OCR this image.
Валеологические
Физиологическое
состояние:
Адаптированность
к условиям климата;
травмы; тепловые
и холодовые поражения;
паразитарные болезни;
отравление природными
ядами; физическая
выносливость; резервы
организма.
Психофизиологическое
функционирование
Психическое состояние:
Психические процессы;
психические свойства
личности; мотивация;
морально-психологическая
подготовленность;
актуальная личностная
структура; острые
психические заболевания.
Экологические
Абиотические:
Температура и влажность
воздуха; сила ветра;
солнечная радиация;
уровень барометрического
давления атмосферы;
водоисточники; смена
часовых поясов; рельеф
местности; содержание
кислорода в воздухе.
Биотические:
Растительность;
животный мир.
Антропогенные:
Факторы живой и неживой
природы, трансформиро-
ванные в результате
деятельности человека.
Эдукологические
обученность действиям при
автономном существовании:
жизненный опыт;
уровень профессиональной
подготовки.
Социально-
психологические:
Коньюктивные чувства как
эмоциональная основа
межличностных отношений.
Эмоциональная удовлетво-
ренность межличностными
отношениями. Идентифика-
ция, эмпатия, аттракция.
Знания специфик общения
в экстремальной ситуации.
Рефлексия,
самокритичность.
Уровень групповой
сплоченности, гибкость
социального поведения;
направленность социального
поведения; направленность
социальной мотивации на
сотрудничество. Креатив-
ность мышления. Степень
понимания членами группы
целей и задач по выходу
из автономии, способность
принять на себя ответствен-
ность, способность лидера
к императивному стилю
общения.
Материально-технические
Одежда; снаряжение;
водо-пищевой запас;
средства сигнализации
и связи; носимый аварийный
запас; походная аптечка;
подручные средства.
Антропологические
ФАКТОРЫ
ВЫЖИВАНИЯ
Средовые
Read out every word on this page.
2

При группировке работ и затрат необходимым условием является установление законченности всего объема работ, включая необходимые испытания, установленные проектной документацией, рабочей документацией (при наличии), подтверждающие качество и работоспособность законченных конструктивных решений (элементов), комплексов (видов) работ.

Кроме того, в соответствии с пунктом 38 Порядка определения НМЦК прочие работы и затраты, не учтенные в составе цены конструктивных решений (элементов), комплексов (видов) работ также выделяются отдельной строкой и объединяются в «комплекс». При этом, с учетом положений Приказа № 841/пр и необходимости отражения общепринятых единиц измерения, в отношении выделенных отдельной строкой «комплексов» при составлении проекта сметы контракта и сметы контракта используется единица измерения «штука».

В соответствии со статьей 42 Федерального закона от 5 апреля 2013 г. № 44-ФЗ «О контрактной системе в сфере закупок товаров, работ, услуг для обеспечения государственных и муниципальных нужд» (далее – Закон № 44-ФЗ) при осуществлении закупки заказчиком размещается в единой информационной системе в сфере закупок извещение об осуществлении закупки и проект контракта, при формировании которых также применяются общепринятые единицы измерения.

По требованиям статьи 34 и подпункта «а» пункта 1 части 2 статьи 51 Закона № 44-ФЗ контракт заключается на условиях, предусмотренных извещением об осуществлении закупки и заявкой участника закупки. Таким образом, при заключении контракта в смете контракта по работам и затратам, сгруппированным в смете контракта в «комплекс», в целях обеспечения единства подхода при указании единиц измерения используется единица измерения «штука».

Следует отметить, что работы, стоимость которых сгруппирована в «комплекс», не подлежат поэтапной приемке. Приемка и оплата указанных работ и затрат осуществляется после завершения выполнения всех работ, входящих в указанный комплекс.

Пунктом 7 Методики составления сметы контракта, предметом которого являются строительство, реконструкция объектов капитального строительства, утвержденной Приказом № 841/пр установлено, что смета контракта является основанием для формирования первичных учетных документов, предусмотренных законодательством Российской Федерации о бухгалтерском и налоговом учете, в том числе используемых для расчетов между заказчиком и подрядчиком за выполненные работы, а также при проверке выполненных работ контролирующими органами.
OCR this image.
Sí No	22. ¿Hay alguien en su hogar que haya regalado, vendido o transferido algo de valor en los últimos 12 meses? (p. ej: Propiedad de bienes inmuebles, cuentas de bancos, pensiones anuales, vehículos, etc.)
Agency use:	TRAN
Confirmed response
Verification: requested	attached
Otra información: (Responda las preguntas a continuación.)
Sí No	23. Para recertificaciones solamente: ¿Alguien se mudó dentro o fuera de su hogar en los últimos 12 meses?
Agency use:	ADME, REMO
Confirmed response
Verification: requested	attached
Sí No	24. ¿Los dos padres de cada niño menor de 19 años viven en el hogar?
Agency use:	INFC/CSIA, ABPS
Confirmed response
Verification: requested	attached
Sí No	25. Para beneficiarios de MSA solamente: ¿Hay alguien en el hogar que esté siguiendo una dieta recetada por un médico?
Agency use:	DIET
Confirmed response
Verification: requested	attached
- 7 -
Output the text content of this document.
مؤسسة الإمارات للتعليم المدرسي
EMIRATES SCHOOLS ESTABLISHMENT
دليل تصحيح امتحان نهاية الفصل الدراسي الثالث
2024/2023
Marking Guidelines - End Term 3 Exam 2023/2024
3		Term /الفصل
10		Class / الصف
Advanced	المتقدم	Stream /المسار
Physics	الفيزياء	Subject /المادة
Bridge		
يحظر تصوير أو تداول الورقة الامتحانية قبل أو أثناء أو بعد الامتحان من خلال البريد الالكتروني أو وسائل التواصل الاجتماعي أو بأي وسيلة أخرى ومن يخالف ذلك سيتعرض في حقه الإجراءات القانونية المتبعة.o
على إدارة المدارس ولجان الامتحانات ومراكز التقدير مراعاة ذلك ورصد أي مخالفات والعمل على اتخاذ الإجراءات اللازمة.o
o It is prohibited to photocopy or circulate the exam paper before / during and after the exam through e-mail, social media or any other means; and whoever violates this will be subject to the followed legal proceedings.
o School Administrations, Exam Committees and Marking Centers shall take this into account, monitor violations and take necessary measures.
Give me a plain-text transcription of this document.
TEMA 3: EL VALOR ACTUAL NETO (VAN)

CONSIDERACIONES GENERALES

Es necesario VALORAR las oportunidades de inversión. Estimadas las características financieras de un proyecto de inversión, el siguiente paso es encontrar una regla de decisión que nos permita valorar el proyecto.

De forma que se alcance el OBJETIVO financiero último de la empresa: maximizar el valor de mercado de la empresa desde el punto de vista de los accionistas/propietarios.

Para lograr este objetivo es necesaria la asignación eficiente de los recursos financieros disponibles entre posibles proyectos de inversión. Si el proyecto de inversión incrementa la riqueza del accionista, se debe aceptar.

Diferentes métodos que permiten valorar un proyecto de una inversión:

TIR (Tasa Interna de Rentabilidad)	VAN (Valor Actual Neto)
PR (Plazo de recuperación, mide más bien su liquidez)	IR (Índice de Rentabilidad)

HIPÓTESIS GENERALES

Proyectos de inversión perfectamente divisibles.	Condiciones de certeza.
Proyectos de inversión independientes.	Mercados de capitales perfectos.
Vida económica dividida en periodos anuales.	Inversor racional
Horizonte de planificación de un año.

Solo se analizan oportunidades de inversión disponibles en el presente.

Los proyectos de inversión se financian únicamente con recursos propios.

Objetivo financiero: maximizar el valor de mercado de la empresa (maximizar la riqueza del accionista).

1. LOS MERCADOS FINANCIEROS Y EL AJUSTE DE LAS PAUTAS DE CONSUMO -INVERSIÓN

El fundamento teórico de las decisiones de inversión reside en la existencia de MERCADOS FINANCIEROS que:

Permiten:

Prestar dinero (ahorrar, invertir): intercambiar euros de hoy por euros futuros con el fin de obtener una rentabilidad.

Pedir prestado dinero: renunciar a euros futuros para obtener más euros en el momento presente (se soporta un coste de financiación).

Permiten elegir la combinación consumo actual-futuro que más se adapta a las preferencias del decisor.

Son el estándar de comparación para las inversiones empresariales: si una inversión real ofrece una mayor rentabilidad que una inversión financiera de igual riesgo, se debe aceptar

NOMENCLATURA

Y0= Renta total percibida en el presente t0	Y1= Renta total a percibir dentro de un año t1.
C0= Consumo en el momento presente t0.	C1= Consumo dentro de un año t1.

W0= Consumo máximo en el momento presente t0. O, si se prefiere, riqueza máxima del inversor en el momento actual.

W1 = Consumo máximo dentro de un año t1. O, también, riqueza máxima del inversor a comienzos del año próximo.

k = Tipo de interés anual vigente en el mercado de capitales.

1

********

Collect each line containing the string "anuales".

RESULT:
Sí No	22. ¿Hay alguien en su hogar que haya regalado, vendido o transferido algo de valor en los últimos 12 meses? (p. ej: Propiedad de bienes inmuebles, cuentas de bancos, pensiones anuales, vehículos, etc.)
Vida económica dividida en periodos anuales.	Inversor racional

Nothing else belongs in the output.